Do this —
Copy out every line exactly as given.

___ Dataset records

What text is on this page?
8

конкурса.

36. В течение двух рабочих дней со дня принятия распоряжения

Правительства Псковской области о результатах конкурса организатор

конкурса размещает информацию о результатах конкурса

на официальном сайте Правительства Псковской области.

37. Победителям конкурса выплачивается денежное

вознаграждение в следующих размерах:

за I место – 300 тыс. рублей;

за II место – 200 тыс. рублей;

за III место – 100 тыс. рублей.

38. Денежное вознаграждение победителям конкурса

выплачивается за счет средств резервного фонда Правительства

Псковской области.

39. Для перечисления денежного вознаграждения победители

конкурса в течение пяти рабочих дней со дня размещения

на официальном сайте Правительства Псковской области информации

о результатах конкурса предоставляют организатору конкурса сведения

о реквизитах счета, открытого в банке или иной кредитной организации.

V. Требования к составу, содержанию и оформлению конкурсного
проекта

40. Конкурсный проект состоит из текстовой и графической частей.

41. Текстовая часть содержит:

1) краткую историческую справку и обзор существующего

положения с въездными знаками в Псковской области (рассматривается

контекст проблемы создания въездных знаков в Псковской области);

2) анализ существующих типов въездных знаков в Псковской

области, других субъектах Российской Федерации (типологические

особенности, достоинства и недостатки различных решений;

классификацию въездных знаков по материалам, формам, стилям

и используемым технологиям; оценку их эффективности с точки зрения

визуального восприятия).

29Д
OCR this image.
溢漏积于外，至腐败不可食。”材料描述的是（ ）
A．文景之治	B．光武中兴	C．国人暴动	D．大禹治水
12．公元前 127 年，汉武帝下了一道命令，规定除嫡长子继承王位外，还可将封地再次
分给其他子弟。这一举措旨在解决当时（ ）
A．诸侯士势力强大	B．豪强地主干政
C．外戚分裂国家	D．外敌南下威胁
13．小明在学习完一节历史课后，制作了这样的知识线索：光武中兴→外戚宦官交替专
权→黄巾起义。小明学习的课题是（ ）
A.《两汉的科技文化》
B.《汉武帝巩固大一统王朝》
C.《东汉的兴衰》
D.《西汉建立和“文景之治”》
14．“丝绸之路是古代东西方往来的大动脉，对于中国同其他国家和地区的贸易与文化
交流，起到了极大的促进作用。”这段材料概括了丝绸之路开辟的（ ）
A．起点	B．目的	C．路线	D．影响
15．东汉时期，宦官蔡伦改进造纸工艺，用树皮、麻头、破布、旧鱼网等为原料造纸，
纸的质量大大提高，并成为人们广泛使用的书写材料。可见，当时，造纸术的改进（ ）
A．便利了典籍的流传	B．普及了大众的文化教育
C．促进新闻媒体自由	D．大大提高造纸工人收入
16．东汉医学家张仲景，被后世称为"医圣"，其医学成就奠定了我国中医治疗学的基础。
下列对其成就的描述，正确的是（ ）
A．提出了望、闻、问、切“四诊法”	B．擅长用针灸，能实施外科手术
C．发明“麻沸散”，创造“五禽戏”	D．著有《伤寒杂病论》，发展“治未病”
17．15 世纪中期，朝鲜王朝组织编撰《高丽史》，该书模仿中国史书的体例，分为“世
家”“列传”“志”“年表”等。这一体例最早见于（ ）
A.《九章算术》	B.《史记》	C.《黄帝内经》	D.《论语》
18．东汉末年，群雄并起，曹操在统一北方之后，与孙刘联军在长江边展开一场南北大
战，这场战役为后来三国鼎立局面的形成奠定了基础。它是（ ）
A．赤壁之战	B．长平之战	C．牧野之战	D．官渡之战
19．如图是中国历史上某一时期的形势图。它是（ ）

______

Answer to this problem —
What text is on this page?
8

конкурса.

36. В течение двух рабочих дней со дня принятия распоряжения

Правительства Псковской области о результатах конкурса организатор

конкурса размещает информацию о результатах конкурса

на официальном сайте Правительства Псковской области.

37. Победителям конкурса выплачивается денежное

вознаграждение в следующих размерах:

за I место – 300 тыс. рублей;

за II место – 200 тыс. рублей;

за III место – 100 тыс. рублей.

38. Денежное вознаграждение победителям конкурса

выплачивается за счет средств резервного фонда Правительства

Псковской области.

39. Для перечисления денежного вознаграждения победители

конкурса в течение пяти рабочих дней со дня размещения

на официальном сайте Правительства Псковской области информации

о результатах конкурса предоставляют организатору конкурса сведения

о реквизитах счета, открытого в банке или иной кредитной организации.

V. Требования к составу, содержанию и оформлению конкурсного
проекта

40. Конкурсный проект состоит из текстовой и графической частей.

41. Текстовая часть содержит:

1) краткую историческую справку и обзор существующего

положения с въездными знаками в Псковской области (рассматривается

контекст проблемы создания въездных знаков в Псковской области);

2) анализ существующих типов въездных знаков в Псковской

области, других субъектах Российской Федерации (типологические

особенности, достоинства и недостатки различных решений;

классификацию въездных знаков по материалам, формам, стилям

и используемым технологиям; оценку их эффективности с точки зрения

визуального восприятия).

29Д
OCR this image.
溢漏积于外，至腐败不可食。”材料描述的是（ ）
A．文景之治	B．光武中兴	C．国人暴动	D．大禹治水
12．公元前 127 年，汉武帝下了一道命令，规定除嫡长子继承王位外，还可将封地再次
分给其他子弟。这一举措旨在解决当时（ ）
A．诸侯士势力强大	B．豪强地主干政
C．外戚分裂国家	D．外敌南下威胁
13．小明在学习完一节历史课后，制作了这样的知识线索：光武中兴→外戚宦官交替专
权→黄巾起义。小明学习的课题是（ ）
A.《两汉的科技文化》
B.《汉武帝巩固大一统王朝》
C.《东汉的兴衰》
D.《西汉建立和“文景之治”》
14．“丝绸之路是古代东西方往来的大动脉，对于中国同其他国家和地区的贸易与文化
交流，起到了极大的促进作用。”这段材料概括了丝绸之路开辟的（ ）
A．起点	B．目的	C．路线	D．影响
15．东汉时期，宦官蔡伦改进造纸工艺，用树皮、麻头、破布、旧鱼网等为原料造纸，
纸的质量大大提高，并成为人们广泛使用的书写材料。可见，当时，造纸术的改进（ ）
A．便利了典籍的流传	B．普及了大众的文化教育
C．促进新闻媒体自由	D．大大提高造纸工人收入
16．东汉医学家张仲景，被后世称为"医圣"，其医学成就奠定了我国中医治疗学的基础。
下列对其成就的描述，正确的是（ ）
A．提出了望、闻、问、切“四诊法”	B．擅长用针灸，能实施外科手术
C．发明“麻沸散”，创造“五禽戏”	D．著有《伤寒杂病论》，发展“治未病”
17．15 世纪中期，朝鲜王朝组织编撰《高丽史》，该书模仿中国史书的体例，分为“世
家”“列传”“志”“年表”等。这一体例最早见于（ ）
A.《九章算术》	B.《史记》	C.《黄帝内经》	D.《论语》
18．东汉末年，群雄并起，曹操在统一北方之后，与孙刘联军在长江边展开一场南北大
战，这场战役为后来三国鼎立局面的形成奠定了基础。它是（ ）
A．赤壁之战	B．长平之战	C．牧野之战	D．官渡之战
19．如图是中国历史上某一时期的形势图。它是（ ）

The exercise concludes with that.